Exercise task =>
Below is a listing; write it out exactly and drop any images from it.

:::::

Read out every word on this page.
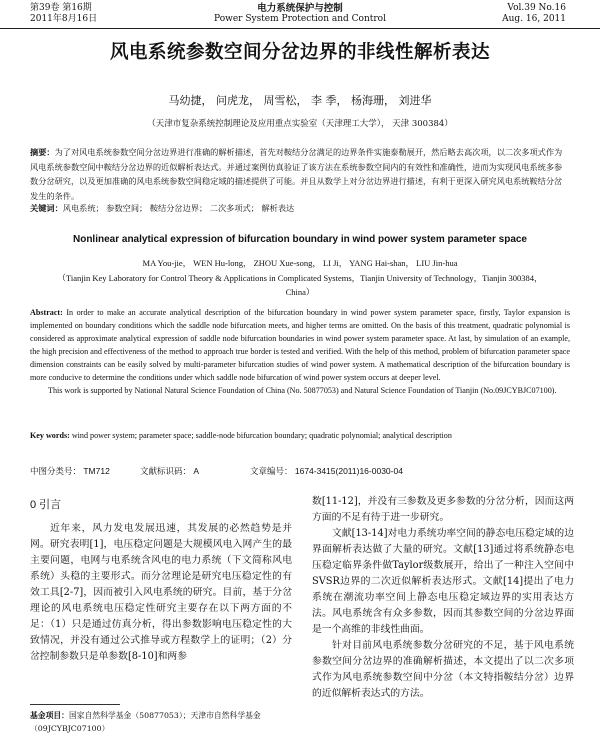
第39卷 第16期
2011年8月16日
电力系统保护与控制
Power System Protection and Control
Vol.39 No.16
Aug. 16, 2011
风电系统参数空间分岔边界的非线性解析表达
马幼捷， 问虎龙， 周雪松， 李 季， 杨海珊， 刘进华
（天津市复杂系统控制理论及应用重点实验室（天津理工大学）， 天津 300384）
摘要：为了对风电系统参数空间分岔边界进行准确的解析描述，首先对鞍结分岔满足的边界条件实施泰勒展开，然后略去高次项，以二次多项式作为风电系统参数空间中鞍结分岔边界的近似解析表达式。并通过案例仿真验证了该方法在系统参数空间内的有效性和准确性，进而为实现风电系统多参数分岔研究，以及更加准确的风电系统参数空间稳定域的描述提供了可能。并且从数学上对分岔边界进行描述，有利于更深入研究风电系统鞍结分岔发生的条件。
关键词：风电系统； 参数空间； 鞍结分岔边界； 二次多项式； 解析表达
Nonlinear analytical expression of bifurcation boundary in wind power system parameter space
MA You-jie， WEN Hu-long， ZHOU Xue-song， LI Ji， YANG Hai-shan， LIU Jin-hua
（Tianjin Key Laboratory for Control Theory & Applications in Complicated Systems，Tianjin University of Technology，Tianjin 300384，China）
Abstract: In order to make an accurate analytical description of the bifurcation boundary in wind power system parameter space, firstly, Taylor expansion is implemented on boundary conditions which the saddle node bifurcation meets, and higher terms are omitted. On the basis of this treatment, quadratic polynomial is considered as approximate analytical expression of saddle node bifurcation boundaries in wind power system parameter space. At last, by simulation of an example, the high precision and effectiveness of the method to approach true border is tested and verified. With the help of this method, problem of bifurcation parameter space dimension constraints can be easily solved by multi-parameter bifurcation studies of wind power system. A mathematical description of the bifurcation boundary is more conducive to determine the conditions under which saddle node bifurcation of wind power system occurs at deeper level.
This work is supported by National Natural Science Foundation of China (No. 50877053) and Natural Science Foundation of Tianjin (No.09JCYBJC07100).
Key words: wind power system; parameter space; saddle-node bifurcation boundary; quadratic polynomial; analytical description
中图分类号： TM712	文献标识码： A	文章编号： 1674-3415(2011)16-0030-04
0 引言

近年来，风力发电发展迅速，其发展的必然趋势是并网。研究表明[1]，电压稳定问题是大规模风电入网产生的最主要问题，电网与电系统含风电的电力系统（下文简称风电系统）头稳的主要形式。而分岔理论是研究电压稳定性的有效工具[2-7]，因而被引入风电系统的研究。目前，基于分岔理论的风电系统电压稳定性研究主要存在以下两方面的不足：（1）只是通过仿真分析，得出参数影响电压稳定性的大致情况，并没有通过公式推导或方程数学上的证明；（2）分岔控制参数只是单参数[8-10]和两参

数[11-12]，并没有三参数及更多参数的分岔分析，因而这两方面的不足有待于进一步研究。

文献[13-14]对电力系统功率空间的静态电压稳定域的边界面解析表达做了大量的研究。文献[13]通过将系统静态电压稳定临界条件做Taylor级数展开，给出了一种注入空间中SVSR边界的二次近似解析表达形式。文献[14]提出了电力系统在潮流功率空间上静态电压稳定域边界的实用表达方法。风电系统含有众多参数，因而其参数空间的分岔边界面是一个高维的非线性曲面。

针对目前风电系统参数分岔研究的不足，基于风电系统参数空间分岔边界的准确解析描述，本文提出了以二次多项式作为风电系统参数空间中分岔（本文特指鞍结分岔）边界的近似解析表达式的方法。

基金项目：国家自然科学基金（50877053）；天津市自然科学基金（09JCYBJC07100）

:::::

Output for this exercise =>
Read out every word on this page.
第39卷 第16期
2011年8月16日
电力系统保护与控制
Power System Protection and Control
Vol.39 No.16
Aug. 16, 2011
风电系统参数空间分岔边界的非线性解析表达
马幼捷， 问虎龙， 周雪松， 李 季， 杨海珊， 刘进华
（天津市复杂系统控制理论及应用重点实验室（天津理工大学）， 天津 300384）
摘要：为了对风电系统参数空间分岔边界进行准确的解析描述，首先对鞍结分岔满足的边界条件实施泰勒展开，然后略去高次项，以二次多项式作为风电系统参数空间中鞍结分岔边界的近似解析表达式。并通过案例仿真验证了该方法在系统参数空间内的有效性和准确性，进而为实现风电系统多参数分岔研究，以及更加准确的风电系统参数空间稳定域的描述提供了可能。并且从数学上对分岔边界进行描述，有利于更深入研究风电系统鞍结分岔发生的条件。
关键词：风电系统； 参数空间； 鞍结分岔边界； 二次多项式； 解析表达
Nonlinear analytical expression of bifurcation boundary in wind power system parameter space
MA You-jie， WEN Hu-long， ZHOU Xue-song， LI Ji， YANG Hai-shan， LIU Jin-hua
（Tianjin Key Laboratory for Control Theory & Applications in Complicated Systems，Tianjin University of Technology，Tianjin 300384，China）
Abstract: In order to make an accurate analytical description of the bifurcation boundary in wind power system parameter space, firstly, Taylor expansion is implemented on boundary conditions which the saddle node bifurcation meets, and higher terms are omitted. On the basis of this treatment, quadratic polynomial is considered as approximate analytical expression of saddle node bifurcation boundaries in wind power system parameter space. At last, by simulation of an example, the high precision and effectiveness of the method to approach true border is tested and verified. With the help of this method, problem of bifurcation parameter space dimension constraints can be easily solved by multi-parameter bifurcation studies of wind power system. A mathematical description of the bifurcation boundary is more conducive to determine the conditions under which saddle node bifurcation of wind power system occurs at deeper level.
This work is supported by National Natural Science Foundation of China (No. 50877053) and Natural Science Foundation of Tianjin (No.09JCYBJC07100).
Key words: wind power system; parameter space; saddle-node bifurcation boundary; quadratic polynomial; analytical description
中图分类号： TM712	文献标识码： A	文章编号： 1674-3415(2011)16-0030-04
0 引言

近年来，风力发电发展迅速，其发展的必然趋势是并网。研究表明[1]，电压稳定问题是大规模风电入网产生的最主要问题，电网与电系统含风电的电力系统（下文简称风电系统）头稳的主要形式。而分岔理论是研究电压稳定性的有效工具[2-7]，因而被引入风电系统的研究。目前，基于分岔理论的风电系统电压稳定性研究主要存在以下两方面的不足：（1）只是通过仿真分析，得出参数影响电压稳定性的大致情况，并没有通过公式推导或方程数学上的证明；（2）分岔控制参数只是单参数[8-10]和两参

数[11-12]，并没有三参数及更多参数的分岔分析，因而这两方面的不足有待于进一步研究。

文献[13-14]对电力系统功率空间的静态电压稳定域的边界面解析表达做了大量的研究。文献[13]通过将系统静态电压稳定临界条件做Taylor级数展开，给出了一种注入空间中SVSR边界的二次近似解析表达形式。文献[14]提出了电力系统在潮流功率空间上静态电压稳定域边界的实用表达方法。风电系统含有众多参数，因而其参数空间的分岔边界面是一个高维的非线性曲面。

针对目前风电系统参数分岔研究的不足，基于风电系统参数空间分岔边界的准确解析描述，本文提出了以二次多项式作为风电系统参数空间中分岔（本文特指鞍结分岔）边界的近似解析表达式的方法。

基金项目：国家自然科学基金（50877053）；天津市自然科学基金（09JCYBJC07100）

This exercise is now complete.